WORK ORDER 1: From the 1955–56 City Cup text below, list every number given under the headings "Tournament details" and "Tournament statistics", each with what it counts.
WORK ORDER 2:
Answer these from the 1955–56 City Cup text below:
(a) Which edition of the City Cup was the 1955–56 tournament?
(b) How many teams took part?
(c) At which ground was the test match played?
WORK ORDER 3: Turn the paragraph in the 1955–56 City Cup text that begins "The tournament was won by Glenavon" into a bulleted list of its facts.

TEXT PROVIDED:

1955–56 City Cup

Tournament details
- Country: Northern Ireland
- Teams: 12

Final positions
- Champions: Glenavon (3rd win)
- Runners-up: Coleraine

Tournament statistics
- Matches played: 69
- Goals scored: 268 (3.88 per match)

= 1955–56 City Cup =

The 1955–56 City Cup was the 51st edition of the City Cup, a cup competition in Northern Irish football.

The tournament was won by Glenavon for the 3rd time and 2nd consecutive season. They defeated Coleraine 4–0 in a test match at Grosvenor Park after both teams finished level on points in the group standings.

EXTRACTED MATERIAL:
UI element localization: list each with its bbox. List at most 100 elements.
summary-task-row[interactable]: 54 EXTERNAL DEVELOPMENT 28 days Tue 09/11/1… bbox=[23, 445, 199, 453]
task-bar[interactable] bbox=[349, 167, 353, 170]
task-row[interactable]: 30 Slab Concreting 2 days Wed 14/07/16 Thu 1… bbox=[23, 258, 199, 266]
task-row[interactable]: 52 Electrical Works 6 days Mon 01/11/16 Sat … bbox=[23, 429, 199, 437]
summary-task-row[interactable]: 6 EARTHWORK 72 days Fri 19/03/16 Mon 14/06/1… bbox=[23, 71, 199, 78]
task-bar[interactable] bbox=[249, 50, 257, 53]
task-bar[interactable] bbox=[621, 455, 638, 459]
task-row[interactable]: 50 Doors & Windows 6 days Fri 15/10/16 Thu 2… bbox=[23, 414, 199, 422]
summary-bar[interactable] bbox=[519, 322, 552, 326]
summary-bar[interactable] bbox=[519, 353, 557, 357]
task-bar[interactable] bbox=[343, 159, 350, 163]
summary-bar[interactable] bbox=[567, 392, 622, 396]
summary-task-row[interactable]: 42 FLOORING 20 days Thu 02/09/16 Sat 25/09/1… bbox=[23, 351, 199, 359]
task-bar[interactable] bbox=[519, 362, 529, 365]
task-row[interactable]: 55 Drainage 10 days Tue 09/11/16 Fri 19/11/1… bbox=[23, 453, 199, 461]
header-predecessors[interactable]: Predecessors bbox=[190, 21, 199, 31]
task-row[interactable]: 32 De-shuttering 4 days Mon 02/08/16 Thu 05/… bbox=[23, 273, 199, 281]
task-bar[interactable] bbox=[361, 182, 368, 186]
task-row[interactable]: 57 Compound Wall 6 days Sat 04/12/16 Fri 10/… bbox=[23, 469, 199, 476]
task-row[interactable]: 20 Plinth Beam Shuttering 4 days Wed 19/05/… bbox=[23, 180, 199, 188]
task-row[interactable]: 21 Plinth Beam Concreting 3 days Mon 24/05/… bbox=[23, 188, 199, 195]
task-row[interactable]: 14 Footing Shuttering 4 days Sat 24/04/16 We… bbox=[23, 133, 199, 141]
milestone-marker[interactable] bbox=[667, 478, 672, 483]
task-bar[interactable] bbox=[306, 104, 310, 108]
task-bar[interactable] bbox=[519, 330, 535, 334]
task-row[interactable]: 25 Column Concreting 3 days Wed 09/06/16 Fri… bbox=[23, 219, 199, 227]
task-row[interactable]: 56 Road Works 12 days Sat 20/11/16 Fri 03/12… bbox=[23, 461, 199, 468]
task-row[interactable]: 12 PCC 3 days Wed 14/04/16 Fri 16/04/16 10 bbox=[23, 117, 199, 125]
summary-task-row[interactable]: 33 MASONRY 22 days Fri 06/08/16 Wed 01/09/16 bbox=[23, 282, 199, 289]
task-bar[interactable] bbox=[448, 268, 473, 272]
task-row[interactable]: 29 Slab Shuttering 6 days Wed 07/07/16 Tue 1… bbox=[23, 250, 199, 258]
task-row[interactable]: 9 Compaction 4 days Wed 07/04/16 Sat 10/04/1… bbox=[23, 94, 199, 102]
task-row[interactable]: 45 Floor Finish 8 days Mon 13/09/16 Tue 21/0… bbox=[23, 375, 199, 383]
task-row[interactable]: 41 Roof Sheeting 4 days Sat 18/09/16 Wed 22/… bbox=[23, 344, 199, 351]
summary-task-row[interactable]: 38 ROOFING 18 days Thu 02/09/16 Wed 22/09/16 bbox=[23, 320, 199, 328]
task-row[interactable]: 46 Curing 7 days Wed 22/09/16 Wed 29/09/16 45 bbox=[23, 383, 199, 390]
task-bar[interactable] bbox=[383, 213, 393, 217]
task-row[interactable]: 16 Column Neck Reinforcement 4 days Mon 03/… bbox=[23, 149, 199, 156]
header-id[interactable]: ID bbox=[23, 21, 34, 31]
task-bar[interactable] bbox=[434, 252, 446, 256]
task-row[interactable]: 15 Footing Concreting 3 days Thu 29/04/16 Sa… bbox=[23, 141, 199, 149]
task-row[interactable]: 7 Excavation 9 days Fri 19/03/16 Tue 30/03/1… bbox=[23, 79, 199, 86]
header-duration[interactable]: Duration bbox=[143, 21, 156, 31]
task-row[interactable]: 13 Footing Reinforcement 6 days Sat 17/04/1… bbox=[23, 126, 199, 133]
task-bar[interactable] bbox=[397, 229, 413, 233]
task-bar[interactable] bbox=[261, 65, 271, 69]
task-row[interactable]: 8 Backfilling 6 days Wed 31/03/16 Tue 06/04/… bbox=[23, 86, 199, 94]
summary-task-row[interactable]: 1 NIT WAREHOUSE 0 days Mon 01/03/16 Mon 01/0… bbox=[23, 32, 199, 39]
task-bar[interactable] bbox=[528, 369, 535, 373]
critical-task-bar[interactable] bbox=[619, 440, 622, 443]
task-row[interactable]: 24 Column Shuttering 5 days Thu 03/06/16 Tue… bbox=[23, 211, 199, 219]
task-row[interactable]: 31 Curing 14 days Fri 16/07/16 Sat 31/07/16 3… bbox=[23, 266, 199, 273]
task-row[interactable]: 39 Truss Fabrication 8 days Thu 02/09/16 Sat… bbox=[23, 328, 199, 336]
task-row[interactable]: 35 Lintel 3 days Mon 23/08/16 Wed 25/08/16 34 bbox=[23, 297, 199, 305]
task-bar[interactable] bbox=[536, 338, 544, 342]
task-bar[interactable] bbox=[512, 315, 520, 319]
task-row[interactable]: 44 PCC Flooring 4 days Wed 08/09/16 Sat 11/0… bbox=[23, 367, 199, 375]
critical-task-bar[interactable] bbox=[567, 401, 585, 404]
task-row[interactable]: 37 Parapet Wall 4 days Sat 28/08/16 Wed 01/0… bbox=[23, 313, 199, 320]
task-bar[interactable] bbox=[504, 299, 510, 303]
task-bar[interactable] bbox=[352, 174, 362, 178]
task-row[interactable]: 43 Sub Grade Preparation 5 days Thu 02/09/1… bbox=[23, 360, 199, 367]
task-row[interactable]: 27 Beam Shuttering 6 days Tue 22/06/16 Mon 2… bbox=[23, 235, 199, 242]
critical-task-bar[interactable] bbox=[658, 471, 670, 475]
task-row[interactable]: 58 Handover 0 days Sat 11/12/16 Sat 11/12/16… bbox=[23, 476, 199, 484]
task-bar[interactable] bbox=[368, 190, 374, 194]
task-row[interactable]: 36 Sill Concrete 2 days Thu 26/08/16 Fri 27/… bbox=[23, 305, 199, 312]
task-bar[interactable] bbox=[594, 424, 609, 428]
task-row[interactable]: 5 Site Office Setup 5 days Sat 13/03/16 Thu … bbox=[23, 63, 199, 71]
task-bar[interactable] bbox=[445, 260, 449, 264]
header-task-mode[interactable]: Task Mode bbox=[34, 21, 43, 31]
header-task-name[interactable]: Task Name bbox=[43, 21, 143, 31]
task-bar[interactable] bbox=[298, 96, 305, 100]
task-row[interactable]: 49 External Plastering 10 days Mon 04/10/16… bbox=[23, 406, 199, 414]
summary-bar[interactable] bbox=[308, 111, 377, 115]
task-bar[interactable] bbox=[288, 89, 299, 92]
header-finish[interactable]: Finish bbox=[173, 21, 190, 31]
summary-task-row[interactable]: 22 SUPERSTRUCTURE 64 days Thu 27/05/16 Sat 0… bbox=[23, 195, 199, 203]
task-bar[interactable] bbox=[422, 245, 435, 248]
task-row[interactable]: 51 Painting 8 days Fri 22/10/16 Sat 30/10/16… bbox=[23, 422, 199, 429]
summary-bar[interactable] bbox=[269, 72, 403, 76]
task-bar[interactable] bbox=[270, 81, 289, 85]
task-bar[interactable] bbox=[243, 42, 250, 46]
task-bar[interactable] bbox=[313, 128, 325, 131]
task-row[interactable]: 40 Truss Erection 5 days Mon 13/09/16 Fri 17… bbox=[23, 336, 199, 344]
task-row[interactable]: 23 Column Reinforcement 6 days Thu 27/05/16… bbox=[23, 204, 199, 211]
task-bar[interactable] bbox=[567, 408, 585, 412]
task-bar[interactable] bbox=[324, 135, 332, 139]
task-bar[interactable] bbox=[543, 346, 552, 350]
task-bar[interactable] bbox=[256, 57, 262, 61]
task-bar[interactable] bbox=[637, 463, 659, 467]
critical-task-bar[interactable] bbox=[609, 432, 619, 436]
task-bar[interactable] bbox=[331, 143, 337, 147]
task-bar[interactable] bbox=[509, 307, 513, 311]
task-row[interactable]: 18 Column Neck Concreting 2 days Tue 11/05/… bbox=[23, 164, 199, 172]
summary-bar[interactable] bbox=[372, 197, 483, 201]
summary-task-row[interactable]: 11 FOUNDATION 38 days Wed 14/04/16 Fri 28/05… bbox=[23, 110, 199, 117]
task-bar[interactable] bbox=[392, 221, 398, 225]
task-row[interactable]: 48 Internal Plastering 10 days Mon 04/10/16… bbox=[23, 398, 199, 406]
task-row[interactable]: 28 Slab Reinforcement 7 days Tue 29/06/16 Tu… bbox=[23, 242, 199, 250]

REPLY 1:
- 12: teams
- 69: matches played
- 268: goals scored
- 3.88: goals per match

REPLY 2:
(a) The 51st edition.
(b) 12.
(c) Grosvenor Park.

REPLY 3:
- Winner: Glenavon, for the 3rd time and the 2nd consecutive season
- Glenavon and Coleraine finished level on points in the group standings
- A test match decided the title: Glenavon beat Coleraine 4–0 at Grosvenor Park